▶ **What to work on**:
Using the data beneath, show every line that includes the word "vber".

▶ **Entries supplied**:
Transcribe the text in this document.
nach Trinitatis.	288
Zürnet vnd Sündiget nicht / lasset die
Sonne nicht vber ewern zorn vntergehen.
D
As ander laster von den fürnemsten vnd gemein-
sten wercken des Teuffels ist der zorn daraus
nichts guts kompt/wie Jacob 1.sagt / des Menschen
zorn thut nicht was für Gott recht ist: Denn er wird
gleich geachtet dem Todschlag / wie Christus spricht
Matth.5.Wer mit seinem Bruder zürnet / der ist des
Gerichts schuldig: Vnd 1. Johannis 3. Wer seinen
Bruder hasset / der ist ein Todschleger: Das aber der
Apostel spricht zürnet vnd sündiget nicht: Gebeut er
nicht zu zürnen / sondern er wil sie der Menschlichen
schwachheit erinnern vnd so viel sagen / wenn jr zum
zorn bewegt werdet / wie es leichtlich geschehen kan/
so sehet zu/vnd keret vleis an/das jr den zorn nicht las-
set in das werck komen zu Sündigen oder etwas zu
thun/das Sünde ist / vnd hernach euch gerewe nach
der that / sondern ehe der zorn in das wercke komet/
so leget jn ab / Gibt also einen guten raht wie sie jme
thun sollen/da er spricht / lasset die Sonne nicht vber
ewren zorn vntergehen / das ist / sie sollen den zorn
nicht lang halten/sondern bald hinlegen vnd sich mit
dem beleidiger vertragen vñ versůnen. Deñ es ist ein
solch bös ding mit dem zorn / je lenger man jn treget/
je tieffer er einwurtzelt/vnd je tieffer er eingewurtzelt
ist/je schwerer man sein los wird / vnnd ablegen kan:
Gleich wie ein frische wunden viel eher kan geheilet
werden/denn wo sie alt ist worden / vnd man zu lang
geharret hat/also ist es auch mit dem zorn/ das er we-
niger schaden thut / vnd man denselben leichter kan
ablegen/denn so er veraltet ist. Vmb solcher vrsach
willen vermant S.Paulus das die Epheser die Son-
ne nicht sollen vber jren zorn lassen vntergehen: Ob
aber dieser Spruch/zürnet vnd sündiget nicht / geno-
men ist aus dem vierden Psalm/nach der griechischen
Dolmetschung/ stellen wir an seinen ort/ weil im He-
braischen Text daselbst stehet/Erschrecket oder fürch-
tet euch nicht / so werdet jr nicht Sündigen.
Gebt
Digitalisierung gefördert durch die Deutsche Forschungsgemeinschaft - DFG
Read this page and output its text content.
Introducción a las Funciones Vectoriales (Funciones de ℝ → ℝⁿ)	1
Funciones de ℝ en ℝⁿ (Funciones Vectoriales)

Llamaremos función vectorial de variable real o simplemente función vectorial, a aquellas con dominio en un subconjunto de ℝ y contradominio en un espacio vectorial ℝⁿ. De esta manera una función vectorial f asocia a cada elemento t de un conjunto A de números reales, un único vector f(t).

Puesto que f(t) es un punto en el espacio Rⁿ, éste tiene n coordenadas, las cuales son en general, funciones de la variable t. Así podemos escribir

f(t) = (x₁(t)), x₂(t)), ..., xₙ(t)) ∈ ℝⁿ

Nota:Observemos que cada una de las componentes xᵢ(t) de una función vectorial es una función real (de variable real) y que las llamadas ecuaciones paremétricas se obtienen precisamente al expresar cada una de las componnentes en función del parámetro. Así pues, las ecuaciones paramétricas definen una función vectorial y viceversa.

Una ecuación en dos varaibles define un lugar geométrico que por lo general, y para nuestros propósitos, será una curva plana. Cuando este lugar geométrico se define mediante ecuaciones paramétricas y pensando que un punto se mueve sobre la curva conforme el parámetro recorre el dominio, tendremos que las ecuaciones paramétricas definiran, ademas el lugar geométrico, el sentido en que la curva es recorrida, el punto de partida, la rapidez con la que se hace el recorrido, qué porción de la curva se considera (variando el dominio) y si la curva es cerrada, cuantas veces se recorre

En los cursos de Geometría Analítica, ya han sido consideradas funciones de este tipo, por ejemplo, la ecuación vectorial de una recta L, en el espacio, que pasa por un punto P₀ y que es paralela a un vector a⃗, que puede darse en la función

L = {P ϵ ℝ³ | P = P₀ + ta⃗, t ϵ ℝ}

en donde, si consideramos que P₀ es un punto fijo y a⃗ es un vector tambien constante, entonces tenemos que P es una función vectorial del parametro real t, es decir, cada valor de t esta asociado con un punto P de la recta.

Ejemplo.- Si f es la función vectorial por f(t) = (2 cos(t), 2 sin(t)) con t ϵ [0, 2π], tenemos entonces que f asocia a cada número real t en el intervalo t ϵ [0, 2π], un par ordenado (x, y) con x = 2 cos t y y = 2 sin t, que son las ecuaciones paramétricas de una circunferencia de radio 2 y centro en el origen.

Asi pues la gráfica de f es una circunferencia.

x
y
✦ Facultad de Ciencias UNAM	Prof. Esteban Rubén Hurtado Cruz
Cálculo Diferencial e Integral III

▶ **Response**:
Sonne nicht vber ewern zorn vntergehen.
thun sollen/da er spricht / lasset die Sonne nicht vber
ne nicht sollen vber jren zorn lassen vntergehen: Ob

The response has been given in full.